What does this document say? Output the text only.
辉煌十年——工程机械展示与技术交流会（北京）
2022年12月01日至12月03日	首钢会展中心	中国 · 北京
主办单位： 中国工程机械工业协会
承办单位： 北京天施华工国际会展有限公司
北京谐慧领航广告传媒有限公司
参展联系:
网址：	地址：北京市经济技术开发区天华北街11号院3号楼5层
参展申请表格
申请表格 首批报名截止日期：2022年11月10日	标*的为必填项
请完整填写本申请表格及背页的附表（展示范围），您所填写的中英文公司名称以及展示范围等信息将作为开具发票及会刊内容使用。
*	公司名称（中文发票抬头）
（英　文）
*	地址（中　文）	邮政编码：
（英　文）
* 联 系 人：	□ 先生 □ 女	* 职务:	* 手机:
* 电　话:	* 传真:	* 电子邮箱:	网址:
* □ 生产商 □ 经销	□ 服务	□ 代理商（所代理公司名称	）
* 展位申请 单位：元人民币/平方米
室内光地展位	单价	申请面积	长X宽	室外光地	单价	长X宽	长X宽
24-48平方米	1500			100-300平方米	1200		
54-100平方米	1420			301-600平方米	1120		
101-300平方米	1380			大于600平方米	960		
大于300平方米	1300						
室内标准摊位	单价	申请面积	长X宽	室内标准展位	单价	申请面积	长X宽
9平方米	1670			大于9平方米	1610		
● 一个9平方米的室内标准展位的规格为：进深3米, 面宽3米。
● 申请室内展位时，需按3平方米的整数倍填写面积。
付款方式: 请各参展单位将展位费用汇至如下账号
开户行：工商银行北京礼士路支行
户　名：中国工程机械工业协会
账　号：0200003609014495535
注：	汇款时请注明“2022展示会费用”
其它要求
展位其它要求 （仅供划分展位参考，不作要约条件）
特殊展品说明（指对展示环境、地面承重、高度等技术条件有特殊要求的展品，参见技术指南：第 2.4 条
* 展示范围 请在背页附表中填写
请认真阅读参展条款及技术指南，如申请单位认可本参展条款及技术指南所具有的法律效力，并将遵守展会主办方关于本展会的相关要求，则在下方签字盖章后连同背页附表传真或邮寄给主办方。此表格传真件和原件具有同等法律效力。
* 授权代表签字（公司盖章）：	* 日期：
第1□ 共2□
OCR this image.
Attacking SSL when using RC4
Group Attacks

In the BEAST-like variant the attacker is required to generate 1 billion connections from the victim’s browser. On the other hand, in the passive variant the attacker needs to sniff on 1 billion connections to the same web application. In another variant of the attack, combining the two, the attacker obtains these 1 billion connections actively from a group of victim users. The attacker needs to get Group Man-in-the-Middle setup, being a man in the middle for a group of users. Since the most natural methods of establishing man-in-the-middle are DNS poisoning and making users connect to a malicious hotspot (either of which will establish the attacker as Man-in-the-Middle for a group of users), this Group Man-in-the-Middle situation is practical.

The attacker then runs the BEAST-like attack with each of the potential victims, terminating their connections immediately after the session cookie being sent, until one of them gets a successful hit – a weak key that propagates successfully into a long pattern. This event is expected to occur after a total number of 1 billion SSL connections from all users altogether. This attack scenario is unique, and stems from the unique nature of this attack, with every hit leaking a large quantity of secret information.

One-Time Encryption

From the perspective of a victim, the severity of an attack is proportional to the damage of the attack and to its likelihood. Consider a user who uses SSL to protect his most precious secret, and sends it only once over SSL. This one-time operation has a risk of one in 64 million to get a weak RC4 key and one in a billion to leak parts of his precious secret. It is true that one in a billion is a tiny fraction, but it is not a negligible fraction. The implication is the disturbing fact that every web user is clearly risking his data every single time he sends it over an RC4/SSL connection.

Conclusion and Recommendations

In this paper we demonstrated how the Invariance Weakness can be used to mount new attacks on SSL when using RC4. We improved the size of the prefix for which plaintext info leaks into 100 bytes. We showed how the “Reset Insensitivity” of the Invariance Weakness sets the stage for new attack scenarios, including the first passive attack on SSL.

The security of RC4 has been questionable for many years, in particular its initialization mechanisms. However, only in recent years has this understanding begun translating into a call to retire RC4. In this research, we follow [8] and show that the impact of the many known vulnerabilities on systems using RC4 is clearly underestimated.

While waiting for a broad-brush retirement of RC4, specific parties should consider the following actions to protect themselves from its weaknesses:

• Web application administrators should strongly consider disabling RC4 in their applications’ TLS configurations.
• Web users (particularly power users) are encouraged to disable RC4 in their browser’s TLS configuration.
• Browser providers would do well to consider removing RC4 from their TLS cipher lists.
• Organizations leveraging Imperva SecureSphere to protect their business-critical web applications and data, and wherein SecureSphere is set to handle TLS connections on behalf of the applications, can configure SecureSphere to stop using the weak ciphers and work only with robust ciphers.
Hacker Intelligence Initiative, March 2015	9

* **What the exercise asks**: Collect the lines that hold "protect".

* **Expected answer**:
From the perspective of a victim, the severity of an attack is proportional to the damage of the attack and to its likelihood. Consider a user who uses SSL to protect his most precious secret, and sends it only once over SSL. This one-time operation has a risk of one in 64 million to get a weak RC4 key and one in a billion to leak parts of his precious secret. It is true that one in a billion is a tiny fraction, but it is not a negligible fraction. The implication is the disturbing fact that every web user is clearly risking his data every single time he sends it over an RC4/SSL connection.
While waiting for a broad-brush retirement of RC4, specific parties should consider the following actions to protect themselves from its weaknesses:
• Organizations leveraging Imperva SecureSphere to protect their business-critical web applications and data, and wherein SecureSphere is set to handle TLS connections on behalf of the applications, can configure SecureSphere to stop using the weak ciphers and work only with robust ciphers.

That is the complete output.